▶ [Short task]
Every entry below must appear again, exactly as written.

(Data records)
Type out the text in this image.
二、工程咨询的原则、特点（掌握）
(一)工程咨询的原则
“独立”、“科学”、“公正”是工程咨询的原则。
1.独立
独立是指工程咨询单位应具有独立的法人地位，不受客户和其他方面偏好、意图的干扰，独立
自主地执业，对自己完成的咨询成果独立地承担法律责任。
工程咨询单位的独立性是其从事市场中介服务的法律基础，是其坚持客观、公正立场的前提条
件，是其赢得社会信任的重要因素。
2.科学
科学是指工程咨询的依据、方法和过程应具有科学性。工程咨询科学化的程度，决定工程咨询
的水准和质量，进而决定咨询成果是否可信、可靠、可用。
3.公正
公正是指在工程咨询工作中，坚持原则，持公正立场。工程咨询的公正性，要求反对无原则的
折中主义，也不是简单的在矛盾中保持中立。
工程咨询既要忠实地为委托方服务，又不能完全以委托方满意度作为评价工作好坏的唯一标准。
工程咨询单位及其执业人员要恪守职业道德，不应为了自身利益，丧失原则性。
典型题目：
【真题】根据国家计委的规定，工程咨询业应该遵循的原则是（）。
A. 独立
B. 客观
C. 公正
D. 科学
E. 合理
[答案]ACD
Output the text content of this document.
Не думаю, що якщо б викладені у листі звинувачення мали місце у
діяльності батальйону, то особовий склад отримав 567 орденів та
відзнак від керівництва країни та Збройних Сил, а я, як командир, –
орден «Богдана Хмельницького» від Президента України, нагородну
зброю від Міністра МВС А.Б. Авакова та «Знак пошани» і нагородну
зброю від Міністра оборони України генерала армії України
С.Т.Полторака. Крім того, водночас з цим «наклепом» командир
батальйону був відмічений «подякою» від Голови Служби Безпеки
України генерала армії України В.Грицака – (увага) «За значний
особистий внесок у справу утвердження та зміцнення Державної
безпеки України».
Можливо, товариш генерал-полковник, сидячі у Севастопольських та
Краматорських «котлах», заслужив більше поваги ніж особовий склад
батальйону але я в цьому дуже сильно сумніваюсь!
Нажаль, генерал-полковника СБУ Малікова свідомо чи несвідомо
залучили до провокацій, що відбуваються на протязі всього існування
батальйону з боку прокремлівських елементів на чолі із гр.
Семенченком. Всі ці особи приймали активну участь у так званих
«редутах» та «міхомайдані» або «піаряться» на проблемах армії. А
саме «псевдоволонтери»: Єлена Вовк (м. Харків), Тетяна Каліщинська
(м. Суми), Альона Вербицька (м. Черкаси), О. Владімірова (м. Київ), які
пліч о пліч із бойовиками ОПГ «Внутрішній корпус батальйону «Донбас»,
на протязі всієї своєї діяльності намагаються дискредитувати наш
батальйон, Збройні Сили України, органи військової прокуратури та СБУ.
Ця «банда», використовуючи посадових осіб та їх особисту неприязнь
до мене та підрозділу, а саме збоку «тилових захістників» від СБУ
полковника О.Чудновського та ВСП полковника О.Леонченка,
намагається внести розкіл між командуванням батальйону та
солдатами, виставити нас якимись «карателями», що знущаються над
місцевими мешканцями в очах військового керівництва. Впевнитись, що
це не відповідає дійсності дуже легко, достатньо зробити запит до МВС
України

▶ [Solution to this problem]
Type out the text in this image.
二、工程咨询的原则、特点（掌握）
(一)工程咨询的原则
“独立”、“科学”、“公正”是工程咨询的原则。
1.独立
独立是指工程咨询单位应具有独立的法人地位，不受客户和其他方面偏好、意图的干扰，独立
自主地执业，对自己完成的咨询成果独立地承担法律责任。
工程咨询单位的独立性是其从事市场中介服务的法律基础，是其坚持客观、公正立场的前提条
件，是其赢得社会信任的重要因素。
2.科学
科学是指工程咨询的依据、方法和过程应具有科学性。工程咨询科学化的程度，决定工程咨询
的水准和质量，进而决定咨询成果是否可信、可靠、可用。
3.公正
公正是指在工程咨询工作中，坚持原则，持公正立场。工程咨询的公正性，要求反对无原则的
折中主义，也不是简单的在矛盾中保持中立。
工程咨询既要忠实地为委托方服务，又不能完全以委托方满意度作为评价工作好坏的唯一标准。
工程咨询单位及其执业人员要恪守职业道德，不应为了自身利益，丧失原则性。
典型题目：
【真题】根据国家计委的规定，工程咨询业应该遵循的原则是（）。
A. 独立
B. 客观
C. 公正
D. 科学
E. 合理
[答案]ACD
Output the text content of this document.
Не думаю, що якщо б викладені у листі звинувачення мали місце у
діяльності батальйону, то особовий склад отримав 567 орденів та
відзнак від керівництва країни та Збройних Сил, а я, як командир, –
орден «Богдана Хмельницького» від Президента України, нагородну
зброю від Міністра МВС А.Б. Авакова та «Знак пошани» і нагородну
зброю від Міністра оборони України генерала армії України
С.Т.Полторака. Крім того, водночас з цим «наклепом» командир
батальйону був відмічений «подякою» від Голови Служби Безпеки
України генерала армії України В.Грицака – (увага) «За значний
особистий внесок у справу утвердження та зміцнення Державної
безпеки України».
Можливо, товариш генерал-полковник, сидячі у Севастопольських та
Краматорських «котлах», заслужив більше поваги ніж особовий склад
батальйону але я в цьому дуже сильно сумніваюсь!
Нажаль, генерал-полковника СБУ Малікова свідомо чи несвідомо
залучили до провокацій, що відбуваються на протязі всього існування
батальйону з боку прокремлівських елементів на чолі із гр.
Семенченком. Всі ці особи приймали активну участь у так званих
«редутах» та «міхомайдані» або «піаряться» на проблемах армії. А
саме «псевдоволонтери»: Єлена Вовк (м. Харків), Тетяна Каліщинська
(м. Суми), Альона Вербицька (м. Черкаси), О. Владімірова (м. Київ), які
пліч о пліч із бойовиками ОПГ «Внутрішній корпус батальйону «Донбас»,
на протязі всієї своєї діяльності намагаються дискредитувати наш
батальйон, Збройні Сили України, органи військової прокуратури та СБУ.
Ця «банда», використовуючи посадових осіб та їх особисту неприязнь
до мене та підрозділу, а саме збоку «тилових захістників» від СБУ
полковника О.Чудновського та ВСП полковника О.Леонченка,
намагається внести розкіл між командуванням батальйону та
солдатами, виставити нас якимись «карателями», що знущаються над
місцевими мешканцями в очах військового керівництва. Впевнитись, що
це не відповідає дійсності дуже легко, достатньо зробити запит до МВС
України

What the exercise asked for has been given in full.